▶ Direction: Copy each line in the data that includes the word "Automated".

※

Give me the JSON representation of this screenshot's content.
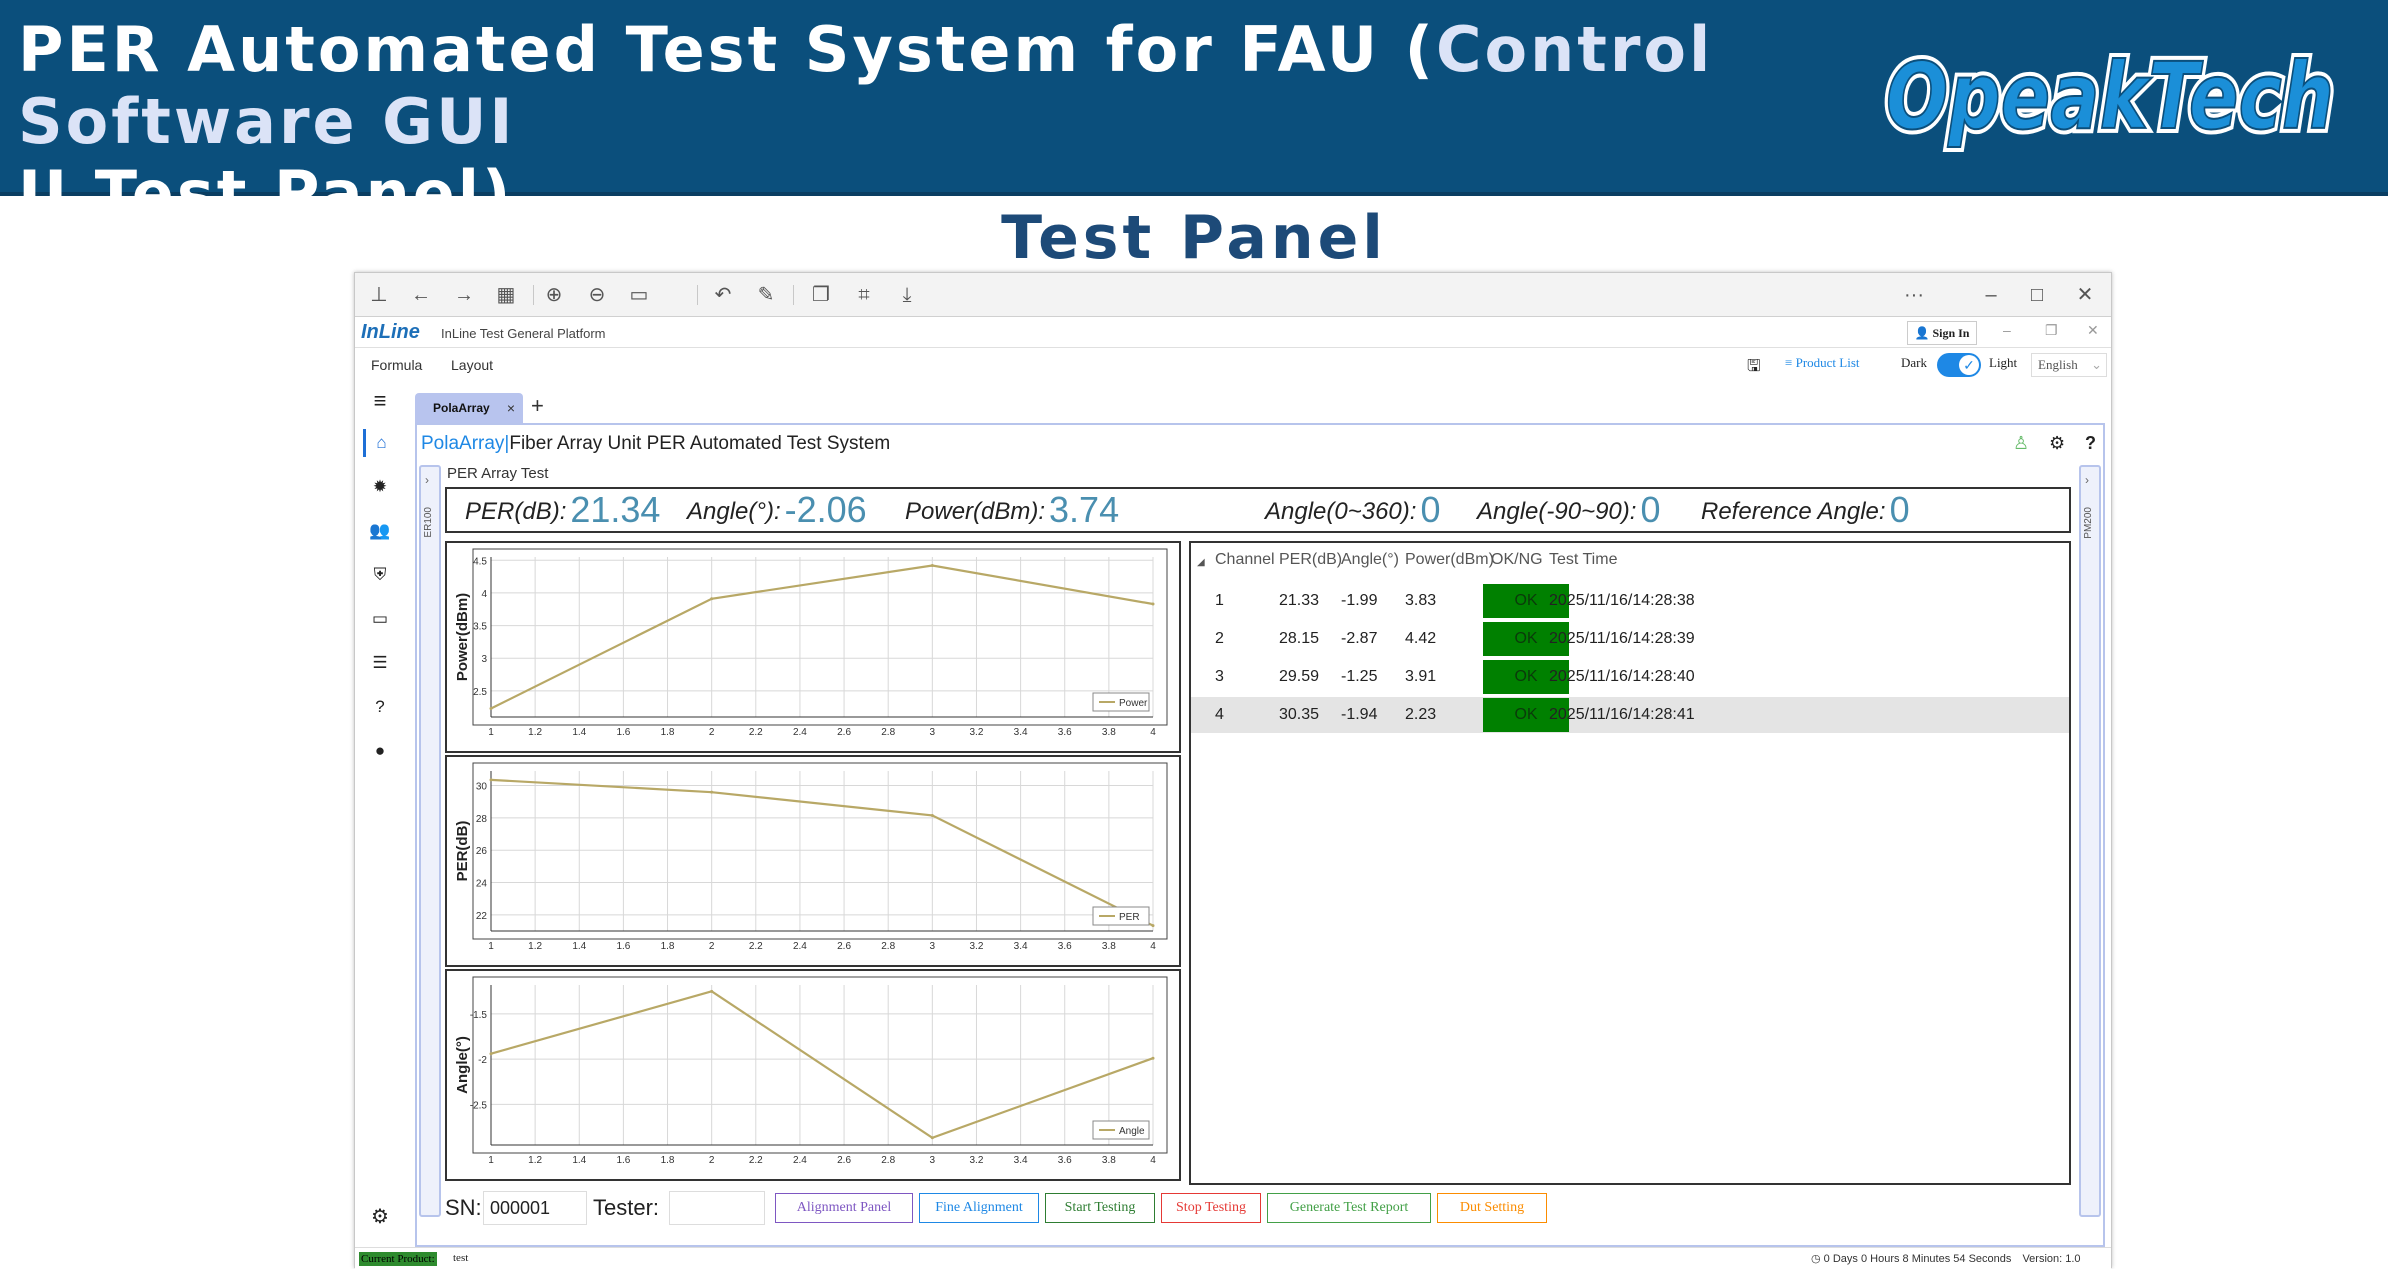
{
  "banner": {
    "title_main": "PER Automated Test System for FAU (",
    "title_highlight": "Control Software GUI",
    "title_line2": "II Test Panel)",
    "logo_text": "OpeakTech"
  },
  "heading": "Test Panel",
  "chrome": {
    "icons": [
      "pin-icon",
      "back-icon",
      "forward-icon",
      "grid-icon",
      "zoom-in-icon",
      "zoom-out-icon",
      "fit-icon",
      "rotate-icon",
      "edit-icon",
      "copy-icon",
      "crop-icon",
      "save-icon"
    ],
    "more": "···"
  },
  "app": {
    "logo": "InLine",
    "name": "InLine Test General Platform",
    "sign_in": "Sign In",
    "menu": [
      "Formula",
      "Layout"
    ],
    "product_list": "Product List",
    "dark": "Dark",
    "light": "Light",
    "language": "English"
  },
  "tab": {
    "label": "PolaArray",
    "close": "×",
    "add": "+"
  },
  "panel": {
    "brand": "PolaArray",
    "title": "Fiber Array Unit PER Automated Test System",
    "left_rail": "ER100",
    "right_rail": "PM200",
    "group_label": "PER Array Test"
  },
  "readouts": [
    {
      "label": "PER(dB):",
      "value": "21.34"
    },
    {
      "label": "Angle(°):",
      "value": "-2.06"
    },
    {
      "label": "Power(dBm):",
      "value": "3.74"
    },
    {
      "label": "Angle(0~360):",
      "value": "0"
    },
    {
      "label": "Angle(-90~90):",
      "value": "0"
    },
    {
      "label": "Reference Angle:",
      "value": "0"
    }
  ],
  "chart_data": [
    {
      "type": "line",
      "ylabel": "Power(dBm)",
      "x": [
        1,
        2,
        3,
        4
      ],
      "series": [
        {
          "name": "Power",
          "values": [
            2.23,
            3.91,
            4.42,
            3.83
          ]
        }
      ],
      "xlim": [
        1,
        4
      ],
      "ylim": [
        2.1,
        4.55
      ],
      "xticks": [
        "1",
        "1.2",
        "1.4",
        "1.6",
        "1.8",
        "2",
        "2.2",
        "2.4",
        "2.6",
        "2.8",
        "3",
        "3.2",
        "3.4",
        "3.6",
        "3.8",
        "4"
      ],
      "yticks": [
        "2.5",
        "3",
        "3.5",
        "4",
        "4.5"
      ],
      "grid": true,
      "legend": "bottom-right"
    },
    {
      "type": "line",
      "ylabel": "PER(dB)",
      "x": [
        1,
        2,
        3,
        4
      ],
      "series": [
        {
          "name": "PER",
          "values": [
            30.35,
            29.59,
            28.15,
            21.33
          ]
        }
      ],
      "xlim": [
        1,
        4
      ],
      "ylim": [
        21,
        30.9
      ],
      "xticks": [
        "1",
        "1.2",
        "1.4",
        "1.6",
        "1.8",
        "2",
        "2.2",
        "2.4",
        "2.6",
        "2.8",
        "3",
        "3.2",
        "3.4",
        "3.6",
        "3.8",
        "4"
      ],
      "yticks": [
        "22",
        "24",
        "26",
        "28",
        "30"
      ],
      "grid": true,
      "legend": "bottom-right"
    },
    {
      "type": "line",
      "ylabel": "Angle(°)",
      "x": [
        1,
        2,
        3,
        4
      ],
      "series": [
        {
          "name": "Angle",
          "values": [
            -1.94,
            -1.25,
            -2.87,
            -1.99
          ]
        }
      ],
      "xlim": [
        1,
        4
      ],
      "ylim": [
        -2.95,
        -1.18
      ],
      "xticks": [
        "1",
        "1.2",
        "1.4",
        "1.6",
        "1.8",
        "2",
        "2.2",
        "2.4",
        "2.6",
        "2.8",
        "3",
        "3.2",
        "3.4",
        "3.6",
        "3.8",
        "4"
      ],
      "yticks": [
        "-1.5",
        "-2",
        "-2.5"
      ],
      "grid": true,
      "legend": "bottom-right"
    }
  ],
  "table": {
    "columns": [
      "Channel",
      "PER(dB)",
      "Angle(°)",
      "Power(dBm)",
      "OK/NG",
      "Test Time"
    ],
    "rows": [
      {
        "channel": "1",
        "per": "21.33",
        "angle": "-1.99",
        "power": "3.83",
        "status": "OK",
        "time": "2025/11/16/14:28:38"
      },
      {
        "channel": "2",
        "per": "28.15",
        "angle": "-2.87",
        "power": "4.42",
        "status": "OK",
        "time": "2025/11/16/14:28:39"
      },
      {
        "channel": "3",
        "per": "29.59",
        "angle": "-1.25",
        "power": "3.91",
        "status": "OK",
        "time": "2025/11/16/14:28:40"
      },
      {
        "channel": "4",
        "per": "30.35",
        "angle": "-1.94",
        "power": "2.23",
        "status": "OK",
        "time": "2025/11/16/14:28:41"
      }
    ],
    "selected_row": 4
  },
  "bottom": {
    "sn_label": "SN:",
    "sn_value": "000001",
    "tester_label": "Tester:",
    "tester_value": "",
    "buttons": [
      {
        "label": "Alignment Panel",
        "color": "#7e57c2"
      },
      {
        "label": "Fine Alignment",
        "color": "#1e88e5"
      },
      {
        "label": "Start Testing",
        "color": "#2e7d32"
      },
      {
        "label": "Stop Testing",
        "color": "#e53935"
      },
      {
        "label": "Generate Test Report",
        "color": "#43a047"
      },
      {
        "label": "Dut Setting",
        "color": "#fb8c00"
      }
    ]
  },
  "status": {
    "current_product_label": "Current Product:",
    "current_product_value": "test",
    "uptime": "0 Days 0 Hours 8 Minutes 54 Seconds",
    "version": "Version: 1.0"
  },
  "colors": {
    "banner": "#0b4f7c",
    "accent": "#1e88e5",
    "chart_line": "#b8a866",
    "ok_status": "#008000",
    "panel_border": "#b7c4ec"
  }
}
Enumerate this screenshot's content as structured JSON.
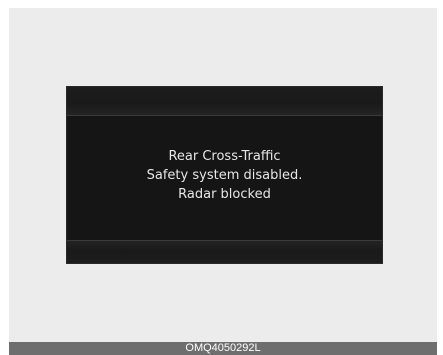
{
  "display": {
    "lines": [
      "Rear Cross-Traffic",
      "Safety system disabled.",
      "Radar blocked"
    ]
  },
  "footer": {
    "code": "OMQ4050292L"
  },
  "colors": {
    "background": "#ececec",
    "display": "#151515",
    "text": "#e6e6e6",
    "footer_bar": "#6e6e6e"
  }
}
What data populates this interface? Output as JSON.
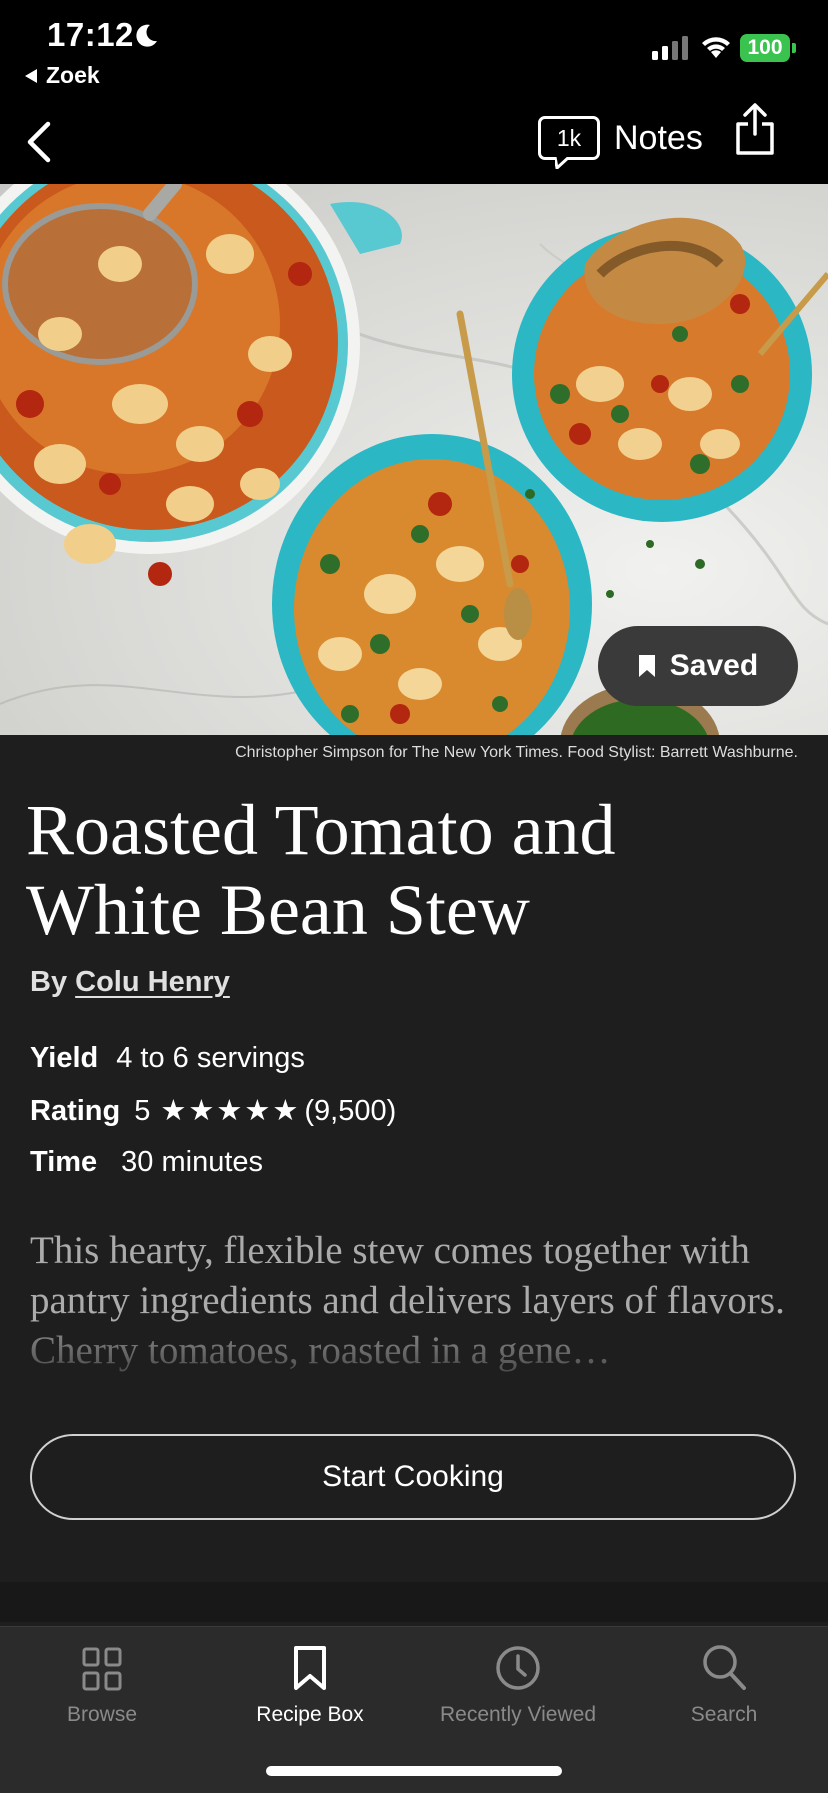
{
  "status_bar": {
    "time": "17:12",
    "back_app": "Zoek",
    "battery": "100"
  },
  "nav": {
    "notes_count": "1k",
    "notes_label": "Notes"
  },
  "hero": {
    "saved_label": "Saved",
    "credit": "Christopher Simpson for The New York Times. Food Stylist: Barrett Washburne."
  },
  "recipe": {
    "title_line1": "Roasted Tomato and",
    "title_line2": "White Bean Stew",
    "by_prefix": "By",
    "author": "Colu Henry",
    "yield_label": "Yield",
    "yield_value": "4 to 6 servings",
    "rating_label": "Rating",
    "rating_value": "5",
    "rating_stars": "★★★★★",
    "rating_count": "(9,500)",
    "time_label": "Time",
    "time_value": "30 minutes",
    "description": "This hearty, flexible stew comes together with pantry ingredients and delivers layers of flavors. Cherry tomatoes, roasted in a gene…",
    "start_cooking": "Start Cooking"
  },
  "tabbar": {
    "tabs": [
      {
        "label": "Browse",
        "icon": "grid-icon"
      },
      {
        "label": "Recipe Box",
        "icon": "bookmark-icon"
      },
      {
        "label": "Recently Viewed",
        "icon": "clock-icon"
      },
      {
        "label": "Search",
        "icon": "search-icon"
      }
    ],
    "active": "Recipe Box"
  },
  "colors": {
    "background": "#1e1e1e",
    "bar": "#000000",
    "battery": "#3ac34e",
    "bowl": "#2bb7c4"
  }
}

※

▶ Task result:
    "title_main": "PER Automated Test System for FAU (",
    "title": "Fiber Array Unit PER Automated Test System",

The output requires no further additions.